### DIRECTION
Copy out all the lines exactly. Omit pictures.

[Dataset records on visual material]
-- start --

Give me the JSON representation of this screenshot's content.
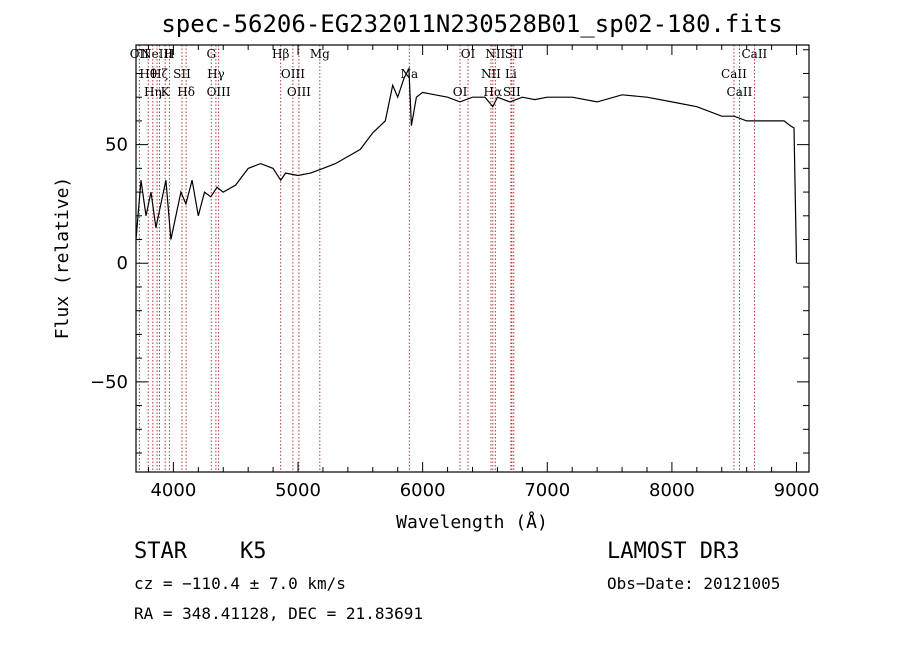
{
  "chart_data": {
    "type": "line",
    "title": "spec-56206-EG232011N230528B01_sp02-180.fits",
    "xlabel": "Wavelength (Å)",
    "ylabel": "Flux (relative)",
    "xlim": [
      3700,
      9100
    ],
    "ylim": [
      -88,
      92
    ],
    "xticks": [
      4000,
      5000,
      6000,
      7000,
      8000,
      9000
    ],
    "xtick_labels": [
      "4000",
      "5000",
      "6000",
      "7000",
      "8000",
      "9000"
    ],
    "yticks": [
      -50,
      0,
      50
    ],
    "ytick_labels": [
      "−50",
      "0",
      "50"
    ],
    "series": [
      {
        "name": "spectrum",
        "x": [
          3700,
          3740,
          3780,
          3820,
          3860,
          3900,
          3940,
          3980,
          4020,
          4060,
          4100,
          4150,
          4200,
          4250,
          4300,
          4350,
          4400,
          4500,
          4600,
          4700,
          4800,
          4861,
          4900,
          5000,
          5100,
          5200,
          5300,
          5400,
          5500,
          5600,
          5700,
          5760,
          5800,
          5850,
          5890,
          5910,
          5950,
          6000,
          6100,
          6200,
          6300,
          6400,
          6500,
          6563,
          6600,
          6700,
          6800,
          6900,
          7000,
          7200,
          7400,
          7600,
          7800,
          8000,
          8200,
          8400,
          8500,
          8600,
          8700,
          8800,
          8900,
          8950,
          8980,
          9000
        ],
        "y": [
          10,
          35,
          20,
          30,
          15,
          25,
          35,
          10,
          20,
          30,
          25,
          35,
          20,
          30,
          28,
          32,
          30,
          33,
          40,
          42,
          40,
          35,
          38,
          37,
          38,
          40,
          42,
          45,
          48,
          55,
          60,
          75,
          70,
          78,
          82,
          58,
          70,
          72,
          71,
          70,
          68,
          70,
          70,
          66,
          70,
          68,
          70,
          69,
          70,
          70,
          68,
          71,
          70,
          68,
          66,
          62,
          62,
          60,
          60,
          60,
          60,
          58,
          57,
          0
        ]
      }
    ],
    "emission_lines": [
      {
        "wavelength": 3727,
        "label": "OII"
      },
      {
        "wavelength": 3798,
        "label": "Hθ"
      },
      {
        "wavelength": 3835,
        "label": "Hη"
      },
      {
        "wavelength": 3869,
        "label": "NeIII"
      },
      {
        "wavelength": 3889,
        "label": "Hζ"
      },
      {
        "wavelength": 3934,
        "label": "K"
      },
      {
        "wavelength": 3968,
        "label": "H"
      },
      {
        "wavelength": 4069,
        "label": "SII"
      },
      {
        "wavelength": 4102,
        "label": "Hδ"
      },
      {
        "wavelength": 4304,
        "label": "G"
      },
      {
        "wavelength": 4341,
        "label": "Hγ"
      },
      {
        "wavelength": 4363,
        "label": "OIII"
      },
      {
        "wavelength": 4861,
        "label": "Hβ"
      },
      {
        "wavelength": 4959,
        "label": "OIII"
      },
      {
        "wavelength": 5007,
        "label": "OIII"
      },
      {
        "wavelength": 5175,
        "label": "Mg"
      },
      {
        "wavelength": 5893,
        "label": "Na"
      },
      {
        "wavelength": 6300,
        "label": "OI"
      },
      {
        "wavelength": 6364,
        "label": "OI"
      },
      {
        "wavelength": 6548,
        "label": "NII"
      },
      {
        "wavelength": 6563,
        "label": "Hα"
      },
      {
        "wavelength": 6583,
        "label": "NII"
      },
      {
        "wavelength": 6708,
        "label": "Li"
      },
      {
        "wavelength": 6716,
        "label": "SII"
      },
      {
        "wavelength": 6731,
        "label": "SII"
      },
      {
        "wavelength": 8498,
        "label": "CaII"
      },
      {
        "wavelength": 8542,
        "label": "CaII"
      },
      {
        "wavelength": 8662,
        "label": "CaII"
      }
    ]
  },
  "info": {
    "class": "STAR",
    "subclass": "K5",
    "survey": "LAMOST DR3",
    "cz": "cz = −110.4 ± 7.0 km/s",
    "obs_date": "Obs−Date: 20121005",
    "coords": "RA = 348.41128, DEC =  21.83691"
  },
  "colors": {
    "line": "#000000",
    "markers": "#b22222",
    "axes": "#000000"
  }
}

-- end --

### PROBLEM SOLUTION
Give me the JSON representation of this screenshot's content.
{
  "chart_data": {
    "type": "line",
    "title": "spec-56206-EG232011N230528B01_sp02-180.fits",
    "xlabel": "Wavelength (Å)",
    "ylabel": "Flux (relative)",
    "xlim": [
      3700,
      9100
    ],
    "ylim": [
      -88,
      92
    ],
    "xticks": [
      4000,
      5000,
      6000,
      7000,
      8000,
      9000
    ],
    "xtick_labels": [
      "4000",
      "5000",
      "6000",
      "7000",
      "8000",
      "9000"
    ],
    "yticks": [
      -50,
      0,
      50
    ],
    "ytick_labels": [
      "−50",
      "0",
      "50"
    ],
    "series": [
      {
        "name": "spectrum",
        "x": [
          3700,
          3740,
          3780,
          3820,
          3860,
          3900,
          3940,
          3980,
          4020,
          4060,
          4100,
          4150,
          4200,
          4250,
          4300,
          4350,
          4400,
          4500,
          4600,
          4700,
          4800,
          4861,
          4900,
          5000,
          5100,
          5200,
          5300,
          5400,
          5500,
          5600,
          5700,
          5760,
          5800,
          5850,
          5890,
          5910,
          5950,
          6000,
          6100,
          6200,
          6300,
          6400,
          6500,
          6563,
          6600,
          6700,
          6800,
          6900,
          7000,
          7200,
          7400,
          7600,
          7800,
          8000,
          8200,
          8400,
          8500,
          8600,
          8700,
          8800,
          8900,
          8950,
          8980,
          9000
        ],
        "y": [
          10,
          35,
          20,
          30,
          15,
          25,
          35,
          10,
          20,
          30,
          25,
          35,
          20,
          30,
          28,
          32,
          30,
          33,
          40,
          42,
          40,
          35,
          38,
          37,
          38,
          40,
          42,
          45,
          48,
          55,
          60,
          75,
          70,
          78,
          82,
          58,
          70,
          72,
          71,
          70,
          68,
          70,
          70,
          66,
          70,
          68,
          70,
          69,
          70,
          70,
          68,
          71,
          70,
          68,
          66,
          62,
          62,
          60,
          60,
          60,
          60,
          58,
          57,
          0
        ]
      }
    ],
    "emission_lines": [
      {
        "wavelength": 3727,
        "label": "OII"
      },
      {
        "wavelength": 3798,
        "label": "Hθ"
      },
      {
        "wavelength": 3835,
        "label": "Hη"
      },
      {
        "wavelength": 3869,
        "label": "NeIII"
      },
      {
        "wavelength": 3889,
        "label": "Hζ"
      },
      {
        "wavelength": 3934,
        "label": "K"
      },
      {
        "wavelength": 3968,
        "label": "H"
      },
      {
        "wavelength": 4069,
        "label": "SII"
      },
      {
        "wavelength": 4102,
        "label": "Hδ"
      },
      {
        "wavelength": 4304,
        "label": "G"
      },
      {
        "wavelength": 4341,
        "label": "Hγ"
      },
      {
        "wavelength": 4363,
        "label": "OIII"
      },
      {
        "wavelength": 4861,
        "label": "Hβ"
      },
      {
        "wavelength": 4959,
        "label": "OIII"
      },
      {
        "wavelength": 5007,
        "label": "OIII"
      },
      {
        "wavelength": 5175,
        "label": "Mg"
      },
      {
        "wavelength": 5893,
        "label": "Na"
      },
      {
        "wavelength": 6300,
        "label": "OI"
      },
      {
        "wavelength": 6364,
        "label": "OI"
      },
      {
        "wavelength": 6548,
        "label": "NII"
      },
      {
        "wavelength": 6563,
        "label": "Hα"
      },
      {
        "wavelength": 6583,
        "label": "NII"
      },
      {
        "wavelength": 6708,
        "label": "Li"
      },
      {
        "wavelength": 6716,
        "label": "SII"
      },
      {
        "wavelength": 6731,
        "label": "SII"
      },
      {
        "wavelength": 8498,
        "label": "CaII"
      },
      {
        "wavelength": 8542,
        "label": "CaII"
      },
      {
        "wavelength": 8662,
        "label": "CaII"
      }
    ]
  },
  "info": {
    "class": "STAR",
    "subclass": "K5",
    "survey": "LAMOST DR3",
    "cz": "cz = −110.4 ± 7.0 km/s",
    "obs_date": "Obs−Date: 20121005",
    "coords": "RA = 348.41128, DEC =  21.83691"
  },
  "colors": {
    "line": "#000000",
    "markers": "#b22222",
    "axes": "#000000"
  }
}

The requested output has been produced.